Which lines of the data include the string "Carbohydrate"? List them all.
(Records provided)
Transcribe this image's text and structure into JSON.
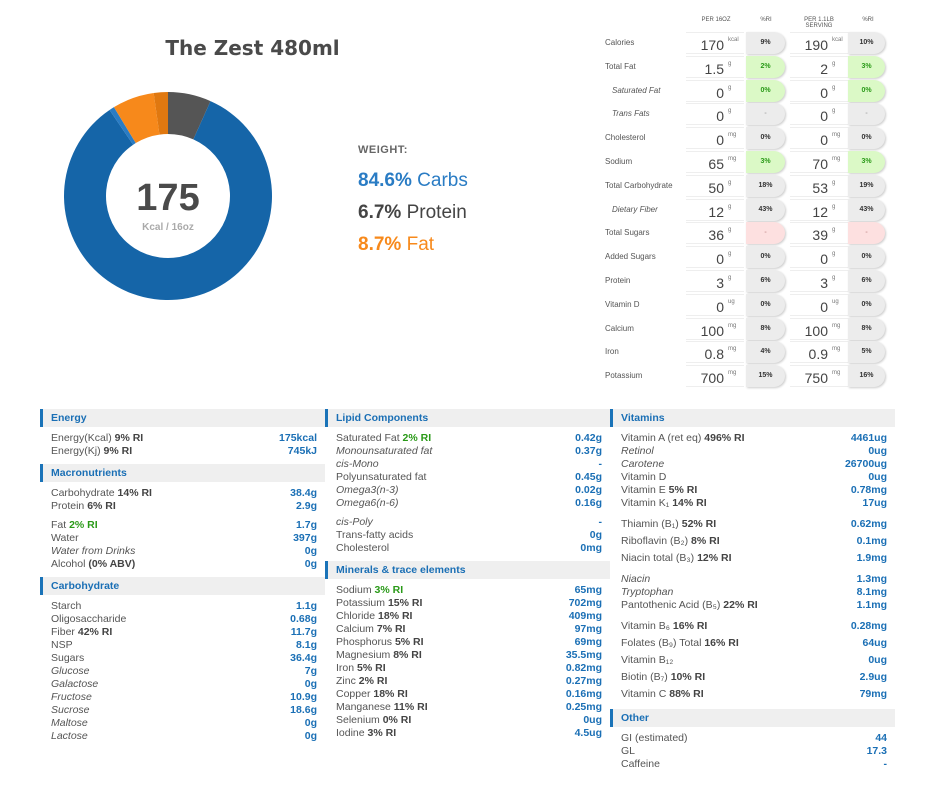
{
  "title": "The Zest 480ml",
  "donut": {
    "center_value": "175",
    "center_label": "Kcal / 16oz",
    "segments": [
      {
        "name": "Protein",
        "percent": 6.7,
        "color": "#555555"
      },
      {
        "name": "Carbs",
        "percent": 83.8,
        "color": "#1565a8"
      },
      {
        "name": "Carbs (sugars)",
        "percent": 0.8,
        "color": "#2a7cc4"
      },
      {
        "name": "Fat",
        "percent": 6.5,
        "color": "#f7891b"
      },
      {
        "name": "Fat (saturated)",
        "percent": 2.2,
        "color": "#e07810"
      }
    ]
  },
  "legend": {
    "weight_label": "WEIGHT:",
    "items": [
      {
        "pct": "84.6%",
        "name": "Carbs",
        "color": "#2a7cc4"
      },
      {
        "pct": "6.7%",
        "name": "Protein",
        "color": "#444444"
      },
      {
        "pct": "8.7%",
        "name": "Fat",
        "color": "#f7891b"
      }
    ]
  },
  "facts": {
    "headers": [
      "PER 16OZ",
      "%RI",
      "PER 1.1LB SERVING",
      "%RI"
    ],
    "rows": [
      {
        "label": "Calories",
        "italic": false,
        "v1": "170",
        "u1": "kcal",
        "ri1": "9%",
        "v2": "190",
        "u2": "kcal",
        "ri2": "10%",
        "status": "gray"
      },
      {
        "label": "Total Fat",
        "italic": false,
        "v1": "1.5",
        "u1": "g",
        "ri1": "2%",
        "v2": "2",
        "u2": "g",
        "ri2": "3%",
        "status": "green"
      },
      {
        "label": "Saturated Fat",
        "italic": true,
        "v1": "0",
        "u1": "g",
        "ri1": "0%",
        "v2": "0",
        "u2": "g",
        "ri2": "0%",
        "status": "green"
      },
      {
        "label": "Trans Fats",
        "italic": true,
        "v1": "0",
        "u1": "g",
        "ri1": "-",
        "v2": "0",
        "u2": "g",
        "ri2": "-",
        "status": "none"
      },
      {
        "label": "Cholesterol",
        "italic": false,
        "v1": "0",
        "u1": "mg",
        "ri1": "0%",
        "v2": "0",
        "u2": "mg",
        "ri2": "0%",
        "status": "gray"
      },
      {
        "label": "Sodium",
        "italic": false,
        "v1": "65",
        "u1": "mg",
        "ri1": "3%",
        "v2": "70",
        "u2": "mg",
        "ri2": "3%",
        "status": "green"
      },
      {
        "label": "Total Carbohydrate",
        "italic": false,
        "v1": "50",
        "u1": "g",
        "ri1": "18%",
        "v2": "53",
        "u2": "g",
        "ri2": "19%",
        "status": "gray"
      },
      {
        "label": "Dietary Fiber",
        "italic": true,
        "v1": "12",
        "u1": "g",
        "ri1": "43%",
        "v2": "12",
        "u2": "g",
        "ri2": "43%",
        "status": "gray"
      },
      {
        "label": "Total Sugars",
        "italic": false,
        "v1": "36",
        "u1": "g",
        "ri1": "-",
        "v2": "39",
        "u2": "g",
        "ri2": "-",
        "status": "pink"
      },
      {
        "label": "Added Sugars",
        "italic": false,
        "v1": "0",
        "u1": "g",
        "ri1": "0%",
        "v2": "0",
        "u2": "g",
        "ri2": "0%",
        "status": "gray"
      },
      {
        "label": "Protein",
        "italic": false,
        "v1": "3",
        "u1": "g",
        "ri1": "6%",
        "v2": "3",
        "u2": "g",
        "ri2": "6%",
        "status": "gray"
      },
      {
        "label": "Vitamin D",
        "italic": false,
        "v1": "0",
        "u1": "ug",
        "ri1": "0%",
        "v2": "0",
        "u2": "ug",
        "ri2": "0%",
        "status": "gray"
      },
      {
        "label": "Calcium",
        "italic": false,
        "v1": "100",
        "u1": "mg",
        "ri1": "8%",
        "v2": "100",
        "u2": "mg",
        "ri2": "8%",
        "status": "gray"
      },
      {
        "label": "Iron",
        "italic": false,
        "v1": "0.8",
        "u1": "mg",
        "ri1": "4%",
        "v2": "0.9",
        "u2": "mg",
        "ri2": "5%",
        "status": "gray"
      },
      {
        "label": "Potassium",
        "italic": false,
        "v1": "700",
        "u1": "mg",
        "ri1": "15%",
        "v2": "750",
        "u2": "mg",
        "ri2": "16%",
        "status": "gray"
      }
    ]
  },
  "columns": [
    [
      {
        "title": "Energy",
        "groups": [
          [
            {
              "label": "Energy(Kcal)",
              "ri": "9% RI",
              "value": "175kcal"
            },
            {
              "label": "Energy(Kj)",
              "ri": "9% RI",
              "value": "745kJ"
            }
          ]
        ]
      },
      {
        "title": "Macronutrients",
        "groups": [
          [
            {
              "label": "Carbohydrate",
              "ri": "14% RI",
              "value": "38.4g"
            },
            {
              "label": "Protein",
              "ri": "6% RI",
              "value": "2.9g"
            }
          ],
          [
            {
              "label": "Fat",
              "ri": "2% RI",
              "riColor": "green",
              "value": "1.7g"
            },
            {
              "label": "Water",
              "value": "397g"
            },
            {
              "label": "Water from Drinks",
              "italic": true,
              "value": "0g"
            },
            {
              "label": "Alcohol",
              "ri": "(0% ABV)",
              "value": "0g"
            }
          ]
        ]
      },
      {
        "title": "Carbohydrate",
        "groups": [
          [
            {
              "label": "Starch",
              "value": "1.1g"
            },
            {
              "label": "Oligosaccharide",
              "value": "0.68g"
            },
            {
              "label": "Fiber",
              "ri": "42% RI",
              "value": "11.7g"
            },
            {
              "label": "NSP",
              "value": "8.1g"
            },
            {
              "label": "Sugars",
              "value": "36.4g"
            },
            {
              "label": "Glucose",
              "italic": true,
              "value": "7g"
            },
            {
              "label": "Galactose",
              "italic": true,
              "value": "0g"
            },
            {
              "label": "Fructose",
              "italic": true,
              "value": "10.9g"
            },
            {
              "label": "Sucrose",
              "italic": true,
              "value": "18.6g"
            },
            {
              "label": "Maltose",
              "italic": true,
              "value": "0g"
            },
            {
              "label": "Lactose",
              "italic": true,
              "value": "0g"
            }
          ]
        ]
      }
    ],
    [
      {
        "title": "Lipid Components",
        "groups": [
          [
            {
              "label": "Saturated Fat",
              "ri": "2% RI",
              "riColor": "green",
              "value": "0.42g"
            },
            {
              "label": "Monounsaturated fat",
              "italic": true,
              "value": "0.37g"
            },
            {
              "label": "cis-Mono",
              "italic": true,
              "value": "-"
            },
            {
              "label": "Polyunsaturated fat",
              "value": "0.45g"
            },
            {
              "label": "Omega3(n-3)",
              "italic": true,
              "value": "0.02g"
            },
            {
              "label": "Omega6(n-6)",
              "italic": true,
              "value": "0.16g"
            }
          ],
          [
            {
              "label": "cis-Poly",
              "italic": true,
              "value": "-"
            },
            {
              "label": "Trans-fatty acids",
              "value": "0g"
            },
            {
              "label": "Cholesterol",
              "value": "0mg"
            }
          ]
        ]
      },
      {
        "title": "Minerals & trace elements",
        "groups": [
          [
            {
              "label": "Sodium",
              "ri": "3% RI",
              "riColor": "green",
              "value": "65mg"
            },
            {
              "label": "Potassium",
              "ri": "15% RI",
              "value": "702mg"
            },
            {
              "label": "Chloride",
              "ri": "18% RI",
              "value": "409mg"
            },
            {
              "label": "Calcium",
              "ri": "7% RI",
              "value": "97mg"
            },
            {
              "label": "Phosphorus",
              "ri": "5% RI",
              "value": "69mg"
            },
            {
              "label": "Magnesium",
              "ri": "8% RI",
              "value": "35.5mg"
            },
            {
              "label": "Iron",
              "ri": "5% RI",
              "value": "0.82mg"
            },
            {
              "label": "Zinc",
              "ri": "2% RI",
              "value": "0.27mg"
            },
            {
              "label": "Copper",
              "ri": "18% RI",
              "value": "0.16mg"
            },
            {
              "label": "Manganese",
              "ri": "11% RI",
              "value": "0.25mg"
            },
            {
              "label": "Selenium",
              "ri": "0% RI",
              "value": "0ug"
            },
            {
              "label": "Iodine",
              "ri": "3% RI",
              "value": "4.5ug"
            }
          ]
        ]
      }
    ],
    [
      {
        "title": "Vitamins",
        "groups": [
          [
            {
              "label": "Vitamin A (ret eq)",
              "ri": "496% RI",
              "value": "4461ug"
            },
            {
              "label": "Retinol",
              "italic": true,
              "value": "0ug"
            },
            {
              "label": "Carotene",
              "italic": true,
              "value": "26700ug"
            },
            {
              "label": "Vitamin D",
              "value": "0ug"
            },
            {
              "label": "Vitamin E",
              "ri": "5% RI",
              "value": "0.78mg"
            },
            {
              "label": "Vitamin K₁",
              "ri": "14% RI",
              "value": "17ug"
            }
          ],
          [
            {
              "label": "Thiamin (B₁)",
              "ri": "52% RI",
              "value": "0.62mg"
            },
            {
              "label": "Riboflavin (B₂)",
              "ri": "8% RI",
              "value": "0.1mg"
            },
            {
              "label": "Niacin total (B₃)",
              "ri": "12% RI",
              "value": "1.9mg"
            }
          ],
          [
            {
              "label": "Niacin",
              "italic": true,
              "value": "1.3mg"
            },
            {
              "label": "Tryptophan",
              "italic": true,
              "value": "8.1mg"
            },
            {
              "label": "Pantothenic Acid (B₅)",
              "ri": "22% RI",
              "value": "1.1mg"
            }
          ],
          [
            {
              "label": "Vitamin B₆",
              "ri": "16% RI",
              "value": "0.28mg"
            },
            {
              "label": "Folates (B₉) Total",
              "ri": "16% RI",
              "value": "64ug"
            },
            {
              "label": "Vitamin B₁₂",
              "value": "0ug"
            },
            {
              "label": "Biotin (B₇)",
              "ri": "10% RI",
              "value": "2.9ug"
            },
            {
              "label": "Vitamin C",
              "ri": "88% RI",
              "value": "79mg"
            }
          ]
        ]
      },
      {
        "title": "Other",
        "groups": [
          [
            {
              "label": "GI (estimated)",
              "value": "44"
            },
            {
              "label": "GL",
              "value": "17.3"
            },
            {
              "label": "Caffeine",
              "value": "-"
            }
          ]
        ]
      }
    ]
  ]
}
(End Records provided)
◆ Completed task ◆
        "label": "Total Carbohydrate",
              "label": "Carbohydrate",
        "title": "Carbohydrate",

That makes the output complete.